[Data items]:
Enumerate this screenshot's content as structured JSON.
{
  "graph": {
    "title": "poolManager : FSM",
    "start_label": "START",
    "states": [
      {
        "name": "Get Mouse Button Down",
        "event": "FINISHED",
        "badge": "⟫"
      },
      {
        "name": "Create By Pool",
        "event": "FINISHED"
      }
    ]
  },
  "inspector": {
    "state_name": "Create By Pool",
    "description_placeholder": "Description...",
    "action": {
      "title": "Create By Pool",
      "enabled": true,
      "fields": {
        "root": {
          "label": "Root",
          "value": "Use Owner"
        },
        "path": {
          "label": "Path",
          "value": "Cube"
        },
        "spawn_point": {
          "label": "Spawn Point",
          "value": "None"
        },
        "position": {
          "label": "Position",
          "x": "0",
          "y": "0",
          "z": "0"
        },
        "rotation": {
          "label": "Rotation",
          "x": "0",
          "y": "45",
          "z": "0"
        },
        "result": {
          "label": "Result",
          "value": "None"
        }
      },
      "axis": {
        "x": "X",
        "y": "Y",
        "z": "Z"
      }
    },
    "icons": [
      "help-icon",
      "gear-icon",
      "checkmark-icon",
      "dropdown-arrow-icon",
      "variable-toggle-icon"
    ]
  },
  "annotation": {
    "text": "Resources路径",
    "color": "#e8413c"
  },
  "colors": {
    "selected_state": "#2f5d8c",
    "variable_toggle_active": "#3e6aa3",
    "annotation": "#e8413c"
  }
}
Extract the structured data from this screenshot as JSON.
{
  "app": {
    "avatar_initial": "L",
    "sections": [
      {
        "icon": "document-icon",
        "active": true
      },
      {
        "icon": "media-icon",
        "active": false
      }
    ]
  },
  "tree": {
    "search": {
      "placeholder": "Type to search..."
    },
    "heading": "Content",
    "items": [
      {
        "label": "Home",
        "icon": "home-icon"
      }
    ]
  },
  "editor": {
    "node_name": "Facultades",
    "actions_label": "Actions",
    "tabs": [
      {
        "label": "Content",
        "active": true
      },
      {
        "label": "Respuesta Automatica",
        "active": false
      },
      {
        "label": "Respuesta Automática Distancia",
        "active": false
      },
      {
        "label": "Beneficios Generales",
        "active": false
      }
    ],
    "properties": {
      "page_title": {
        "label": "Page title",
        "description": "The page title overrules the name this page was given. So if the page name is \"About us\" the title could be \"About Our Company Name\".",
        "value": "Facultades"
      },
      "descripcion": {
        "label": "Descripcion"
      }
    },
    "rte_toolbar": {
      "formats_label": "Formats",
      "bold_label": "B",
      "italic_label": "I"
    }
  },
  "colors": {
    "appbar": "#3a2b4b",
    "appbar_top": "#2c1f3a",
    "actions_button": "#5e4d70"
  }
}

[What the task requires]:
Output the listing above word for word.

[Solution below]:
Enumerate this screenshot's content as structured JSON.
{
  "graph": {
    "title": "poolManager : FSM",
    "start_label": "START",
    "states": [
      {
        "name": "Get Mouse Button Down",
        "event": "FINISHED",
        "badge": "⟫"
      },
      {
        "name": "Create By Pool",
        "event": "FINISHED"
      }
    ]
  },
  "inspector": {
    "state_name": "Create By Pool",
    "description_placeholder": "Description...",
    "action": {
      "title": "Create By Pool",
      "enabled": true,
      "fields": {
        "root": {
          "label": "Root",
          "value": "Use Owner"
        },
        "path": {
          "label": "Path",
          "value": "Cube"
        },
        "spawn_point": {
          "label": "Spawn Point",
          "value": "None"
        },
        "position": {
          "label": "Position",
          "x": "0",
          "y": "0",
          "z": "0"
        },
        "rotation": {
          "label": "Rotation",
          "x": "0",
          "y": "45",
          "z": "0"
        },
        "result": {
          "label": "Result",
          "value": "None"
        }
      },
      "axis": {
        "x": "X",
        "y": "Y",
        "z": "Z"
      }
    },
    "icons": [
      "help-icon",
      "gear-icon",
      "checkmark-icon",
      "dropdown-arrow-icon",
      "variable-toggle-icon"
    ]
  },
  "annotation": {
    "text": "Resources路径",
    "color": "#e8413c"
  },
  "colors": {
    "selected_state": "#2f5d8c",
    "variable_toggle_active": "#3e6aa3",
    "annotation": "#e8413c"
  }
}
Extract the structured data from this screenshot as JSON.
{
  "app": {
    "avatar_initial": "L",
    "sections": [
      {
        "icon": "document-icon",
        "active": true
      },
      {
        "icon": "media-icon",
        "active": false
      }
    ]
  },
  "tree": {
    "search": {
      "placeholder": "Type to search..."
    },
    "heading": "Content",
    "items": [
      {
        "label": "Home",
        "icon": "home-icon"
      }
    ]
  },
  "editor": {
    "node_name": "Facultades",
    "actions_label": "Actions",
    "tabs": [
      {
        "label": "Content",
        "active": true
      },
      {
        "label": "Respuesta Automatica",
        "active": false
      },
      {
        "label": "Respuesta Automática Distancia",
        "active": false
      },
      {
        "label": "Beneficios Generales",
        "active": false
      }
    ],
    "properties": {
      "page_title": {
        "label": "Page title",
        "description": "The page title overrules the name this page was given. So if the page name is \"About us\" the title could be \"About Our Company Name\".",
        "value": "Facultades"
      },
      "descripcion": {
        "label": "Descripcion"
      }
    },
    "rte_toolbar": {
      "formats_label": "Formats",
      "bold_label": "B",
      "italic_label": "I"
    }
  },
  "colors": {
    "appbar": "#3a2b4b",
    "appbar_top": "#2c1f3a",
    "actions_button": "#5e4d70"
  }
}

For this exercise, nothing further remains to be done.